- Stated task A -
List every chapter-and-verse reference cited in the passage on Samuel.
- Stated task B -
Write what comes next in the passage on Samuel, continuing from its final sentence.

“Party” Pooper

David and Saul.JPG   Samuel’s story seems similar to many of Israel’s prophets. The prophets were godly men who opposed Israel’s rebellious ways and called for a return to Yahweh and Yahweh’s precepts and teachings. Samuel also played a vital role in the inauguration of David as God’s chosen king.

Samuel’s birth has been compared to that of John the Baptist. Zechariah and Elizabeth seem to have been foreshadowed by Elkanah and Hannah. While Elkanah had an additional wife, Peninnah, who bore him children, Hannah remained childless until the Lord granted her request to have a son. When Samuel is born his name means God has heard (listened and answered my petition).

Part of Hannah’s petition was that the boy would be offered in service to the Lord through the service of the Temple of the Lord. Samuel begins this service at a young age (after being weaned 1:24). The Lord is gracious to Hannah and she has five other children after Samuel.

As early as 1 Samuel 3:1 we learn that the Lord was communicating through Samuel at a time when “the word of the Lord was rare: there were not many visions.” Samuel is given the responsibility of telling the aged Eli some severe news about his heritage (3:17-18). 3:19-21 states “The Lord was with Samuel as he grew up, and let none of his words fall to the ground. And all Israel from Dan to Beersheba recognized that Samuel was attested as a prophet of the Lord. The Lord continued to appear at Shiloh, and there He revealed Himself to Samuel through His word.”

- Records shown -

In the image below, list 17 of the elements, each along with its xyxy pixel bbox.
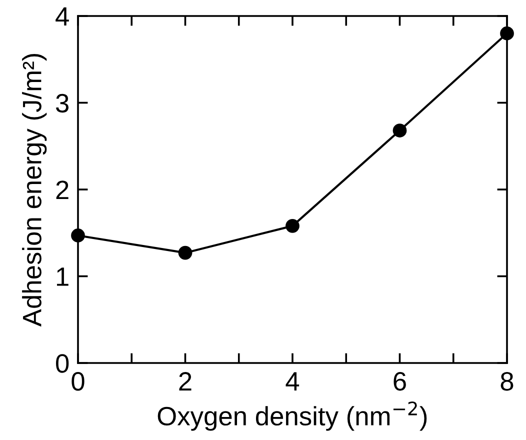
y-tick-label: 4 — [56, 7, 69, 26]
x-tick-label: 2 — [179, 372, 192, 390]
x-tick-label: 8 — [500, 372, 514, 391]
point — [500, 26, 514, 40]
y-tick-label: 2 — [56, 180, 68, 200]
x-axis-title: Oxygen density (nm$^{−2}$) — [158, 401, 427, 431]
x-tick-label: 0 — [72, 372, 84, 391]
y-tick-label: 3 — [56, 94, 69, 113]
y-tick-label: 1 — [57, 268, 68, 286]
y-tick-label: 0 — [56, 354, 69, 373]
x-tick-label: 6 — [394, 372, 406, 391]
y-axis-title: Adhesion energy (J/m²) — [22, 54, 47, 327]
point — [286, 218, 300, 233]
point — [71, 228, 85, 242]
point — [392, 124, 407, 138]
x-tick-label: 4 — [286, 372, 300, 390]
point — [178, 246, 192, 260]
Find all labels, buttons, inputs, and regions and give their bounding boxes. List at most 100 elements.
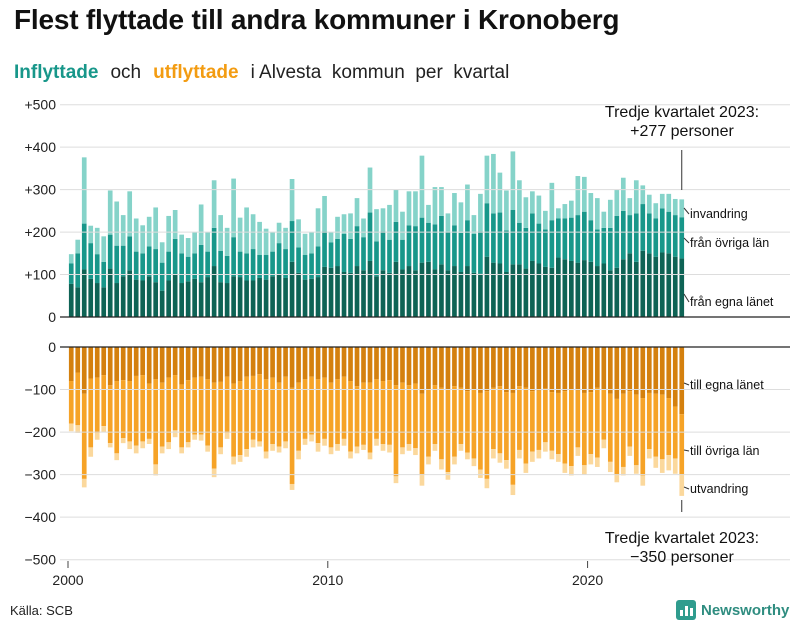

- Result A -
1:24
1 Samuel 3:1
3:17-18
3:19-21

- Result B -
After 20 years of the ark being away from the Israelites (7:2) Samuel called the nation to repentance. Israel repented and in 7:6 Samuel is regarded as the leader of Israel. Samuel continued to be judge over Israel throughout his lifetime (7:15). Peace between the Amorites and Israel was characteristic during this time. It appears Samuel is a necessary intercessor in chapter 7. The nation mourns and Samuel intercedes. Israel becomes victorious over the Philistines and Samuel sets up the stone of help we understand to be called Ebenezer. The stone is named thus because the Lord has provided the help in subduing the Philistines and they did not invade Israel’s territory again. Samuel, I would think, would be elated by the national trust in the word of the Lord. yet, now they seem to turn from that trust because Samuel is no longer expected to lead and his sons have become corrupt. “Give us a king!” they say.

When Samuel was older he appointed his sons as judges for Israel (8:1). But his sons were corrupt. The elders of Israel came to Samuel and requested a king. Samuel is noted for opposing this request. 8:7 says “And the Lord told him: ‘Listen to all that the people are saying to you; it is not you they’ve rejected, but they have rejected me as their king. As they have done from the day I brought them up out of Egypt until this day, forsaking me and serving other gods, so are they doing to you. Now listen to them; but warn them solemnly and let them know what the king who will reign over them will do.”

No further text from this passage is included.